To do —
With the pictures omitted, write out the entries that follow exactly as they stand.
begin Entries supplied
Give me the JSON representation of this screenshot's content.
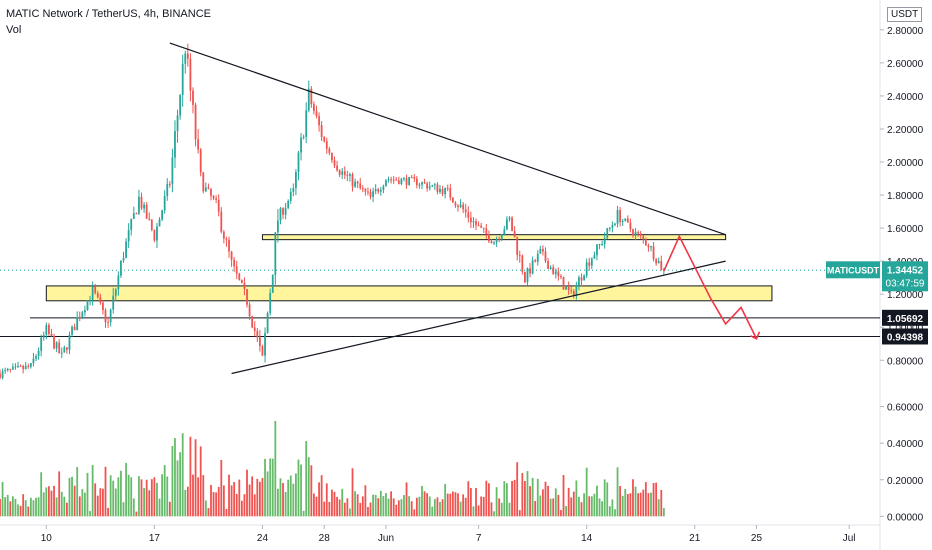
{
  "header": {
    "title": "MATIC Network / TetherUS, 4h, BINANCE",
    "vol_label": "Vol"
  },
  "currency": "USDT",
  "colors": {
    "up": "#26a69a",
    "down": "#ef5350",
    "vol_up": "#66bb6a",
    "vol_down": "#ef5350",
    "zone_fill": "#fff59d",
    "last_price": "#26a69a",
    "arrow": "#f23645"
  },
  "chart_data": {
    "type": "candlestick",
    "symbol": "MATICUSDT",
    "price_axis": {
      "ticks": [
        0.8,
        1.0,
        1.2,
        1.4,
        1.6,
        1.8,
        2.0,
        2.2,
        2.4,
        2.6,
        2.8
      ],
      "tick_labels": [
        "0.80000",
        "1.00000",
        "1.20000",
        "1.40000",
        "1.60000",
        "1.80000",
        "2.00000",
        "2.20000",
        "2.40000",
        "2.60000",
        "2.80000"
      ],
      "range": [
        0.62,
        2.92
      ]
    },
    "volume_axis": {
      "ticks": [
        0,
        0.2,
        0.4,
        0.6
      ],
      "tick_labels": [
        "0.00000",
        "0.20000",
        "0.40000",
        "0.60000"
      ],
      "range": [
        -0.02,
        0.8
      ]
    },
    "x_axis": {
      "range": [
        "2021-05-07",
        "2021-07-03"
      ],
      "ticks": [
        "2021-05-10",
        "2021-05-17",
        "2021-05-24",
        "2021-05-28",
        "2021-06-01",
        "2021-06-07",
        "2021-06-14",
        "2021-06-21",
        "2021-06-25",
        "2021-07-01"
      ],
      "tick_labels": [
        "10",
        "17",
        "24",
        "28",
        "Jun",
        "7",
        "14",
        "21",
        "25",
        "Jul"
      ]
    },
    "path": [
      [
        "2021-05-07",
        0.72
      ],
      [
        "2021-05-09",
        0.76
      ],
      [
        "2021-05-10",
        0.98
      ],
      [
        "2021-05-11",
        0.82
      ],
      [
        "2021-05-12",
        1.05
      ],
      [
        "2021-05-13",
        1.22
      ],
      [
        "2021-05-14",
        1.02
      ],
      [
        "2021-05-15",
        1.45
      ],
      [
        "2021-05-16",
        1.78
      ],
      [
        "2021-05-17",
        1.55
      ],
      [
        "2021-05-18",
        1.88
      ],
      [
        "2021-05-19",
        2.7
      ],
      [
        "2021-05-20",
        1.88
      ],
      [
        "2021-05-21",
        1.74
      ],
      [
        "2021-05-22",
        1.38
      ],
      [
        "2021-05-23",
        1.16
      ],
      [
        "2021-05-24",
        0.8
      ],
      [
        "2021-05-25",
        1.66
      ],
      [
        "2021-05-26",
        1.82
      ],
      [
        "2021-05-27",
        2.4
      ],
      [
        "2021-05-28",
        2.12
      ],
      [
        "2021-05-29",
        1.95
      ],
      [
        "2021-05-31",
        1.78
      ],
      [
        "2021-06-01",
        1.9
      ],
      [
        "2021-06-03",
        1.88
      ],
      [
        "2021-06-05",
        1.82
      ],
      [
        "2021-06-07",
        1.6
      ],
      [
        "2021-06-08",
        1.52
      ],
      [
        "2021-06-09",
        1.65
      ],
      [
        "2021-06-10",
        1.3
      ],
      [
        "2021-06-11",
        1.45
      ],
      [
        "2021-06-12",
        1.32
      ],
      [
        "2021-06-13",
        1.19
      ],
      [
        "2021-06-14",
        1.38
      ],
      [
        "2021-06-15",
        1.52
      ],
      [
        "2021-06-16",
        1.68
      ],
      [
        "2021-06-17",
        1.58
      ],
      [
        "2021-06-18",
        1.5
      ],
      [
        "2021-06-19",
        1.34
      ]
    ],
    "drawings": {
      "resistance_line": {
        "from": [
          "2021-05-18",
          2.72
        ],
        "to": [
          "2021-06-23",
          1.56
        ]
      },
      "support_line": {
        "from": [
          "2021-05-22",
          0.72
        ],
        "to": [
          "2021-06-23",
          1.4
        ]
      },
      "upper_zone": {
        "x": [
          "2021-05-24",
          "2021-06-23"
        ],
        "y": [
          1.53,
          1.56
        ]
      },
      "lower_zone": {
        "x": [
          "2021-05-10",
          "2021-06-26"
        ],
        "y": [
          1.16,
          1.25
        ]
      },
      "level_lines": [
        1.05692,
        0.94398
      ],
      "projection_arrow": [
        [
          "2021-06-19",
          1.34
        ],
        [
          "2021-06-20",
          1.55
        ],
        [
          "2021-06-22",
          1.18
        ],
        [
          "2021-06-22",
          1.18
        ],
        [
          "2021-06-23",
          1.02
        ],
        [
          "2021-06-24",
          1.12
        ],
        [
          "2021-06-25",
          0.93
        ]
      ]
    },
    "price_labels": {
      "last": {
        "symbol": "MATICUSDT",
        "price": "1.34452",
        "countdown": "03:47:59",
        "value": 1.34452
      },
      "levels": [
        {
          "label": "1.05692",
          "value": 1.05692
        },
        {
          "label": "0.94398",
          "value": 0.94398
        }
      ]
    }
  }
}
end Entries supplied
Written response —
Give me the JSON representation of this screenshot's content.
{
  "header": {
    "title": "MATIC Network / TetherUS, 4h, BINANCE",
    "vol_label": "Vol"
  },
  "currency": "USDT",
  "colors": {
    "up": "#26a69a",
    "down": "#ef5350",
    "vol_up": "#66bb6a",
    "vol_down": "#ef5350",
    "zone_fill": "#fff59d",
    "last_price": "#26a69a",
    "arrow": "#f23645"
  },
  "chart_data": {
    "type": "candlestick",
    "symbol": "MATICUSDT",
    "price_axis": {
      "ticks": [
        0.8,
        1.0,
        1.2,
        1.4,
        1.6,
        1.8,
        2.0,
        2.2,
        2.4,
        2.6,
        2.8
      ],
      "tick_labels": [
        "0.80000",
        "1.00000",
        "1.20000",
        "1.40000",
        "1.60000",
        "1.80000",
        "2.00000",
        "2.20000",
        "2.40000",
        "2.60000",
        "2.80000"
      ],
      "range": [
        0.62,
        2.92
      ]
    },
    "volume_axis": {
      "ticks": [
        0,
        0.2,
        0.4,
        0.6
      ],
      "tick_labels": [
        "0.00000",
        "0.20000",
        "0.40000",
        "0.60000"
      ],
      "range": [
        -0.02,
        0.8
      ]
    },
    "x_axis": {
      "range": [
        "2021-05-07",
        "2021-07-03"
      ],
      "ticks": [
        "2021-05-10",
        "2021-05-17",
        "2021-05-24",
        "2021-05-28",
        "2021-06-01",
        "2021-06-07",
        "2021-06-14",
        "2021-06-21",
        "2021-06-25",
        "2021-07-01"
      ],
      "tick_labels": [
        "10",
        "17",
        "24",
        "28",
        "Jun",
        "7",
        "14",
        "21",
        "25",
        "Jul"
      ]
    },
    "path": [
      [
        "2021-05-07",
        0.72
      ],
      [
        "2021-05-09",
        0.76
      ],
      [
        "2021-05-10",
        0.98
      ],
      [
        "2021-05-11",
        0.82
      ],
      [
        "2021-05-12",
        1.05
      ],
      [
        "2021-05-13",
        1.22
      ],
      [
        "2021-05-14",
        1.02
      ],
      [
        "2021-05-15",
        1.45
      ],
      [
        "2021-05-16",
        1.78
      ],
      [
        "2021-05-17",
        1.55
      ],
      [
        "2021-05-18",
        1.88
      ],
      [
        "2021-05-19",
        2.7
      ],
      [
        "2021-05-20",
        1.88
      ],
      [
        "2021-05-21",
        1.74
      ],
      [
        "2021-05-22",
        1.38
      ],
      [
        "2021-05-23",
        1.16
      ],
      [
        "2021-05-24",
        0.8
      ],
      [
        "2021-05-25",
        1.66
      ],
      [
        "2021-05-26",
        1.82
      ],
      [
        "2021-05-27",
        2.4
      ],
      [
        "2021-05-28",
        2.12
      ],
      [
        "2021-05-29",
        1.95
      ],
      [
        "2021-05-31",
        1.78
      ],
      [
        "2021-06-01",
        1.9
      ],
      [
        "2021-06-03",
        1.88
      ],
      [
        "2021-06-05",
        1.82
      ],
      [
        "2021-06-07",
        1.6
      ],
      [
        "2021-06-08",
        1.52
      ],
      [
        "2021-06-09",
        1.65
      ],
      [
        "2021-06-10",
        1.3
      ],
      [
        "2021-06-11",
        1.45
      ],
      [
        "2021-06-12",
        1.32
      ],
      [
        "2021-06-13",
        1.19
      ],
      [
        "2021-06-14",
        1.38
      ],
      [
        "2021-06-15",
        1.52
      ],
      [
        "2021-06-16",
        1.68
      ],
      [
        "2021-06-17",
        1.58
      ],
      [
        "2021-06-18",
        1.5
      ],
      [
        "2021-06-19",
        1.34
      ]
    ],
    "drawings": {
      "resistance_line": {
        "from": [
          "2021-05-18",
          2.72
        ],
        "to": [
          "2021-06-23",
          1.56
        ]
      },
      "support_line": {
        "from": [
          "2021-05-22",
          0.72
        ],
        "to": [
          "2021-06-23",
          1.4
        ]
      },
      "upper_zone": {
        "x": [
          "2021-05-24",
          "2021-06-23"
        ],
        "y": [
          1.53,
          1.56
        ]
      },
      "lower_zone": {
        "x": [
          "2021-05-10",
          "2021-06-26"
        ],
        "y": [
          1.16,
          1.25
        ]
      },
      "level_lines": [
        1.05692,
        0.94398
      ],
      "projection_arrow": [
        [
          "2021-06-19",
          1.34
        ],
        [
          "2021-06-20",
          1.55
        ],
        [
          "2021-06-22",
          1.18
        ],
        [
          "2021-06-22",
          1.18
        ],
        [
          "2021-06-23",
          1.02
        ],
        [
          "2021-06-24",
          1.12
        ],
        [
          "2021-06-25",
          0.93
        ]
      ]
    },
    "price_labels": {
      "last": {
        "symbol": "MATICUSDT",
        "price": "1.34452",
        "countdown": "03:47:59",
        "value": 1.34452
      },
      "levels": [
        {
          "label": "1.05692",
          "value": 1.05692
        },
        {
          "label": "0.94398",
          "value": 0.94398
        }
      ]
    }
  }
}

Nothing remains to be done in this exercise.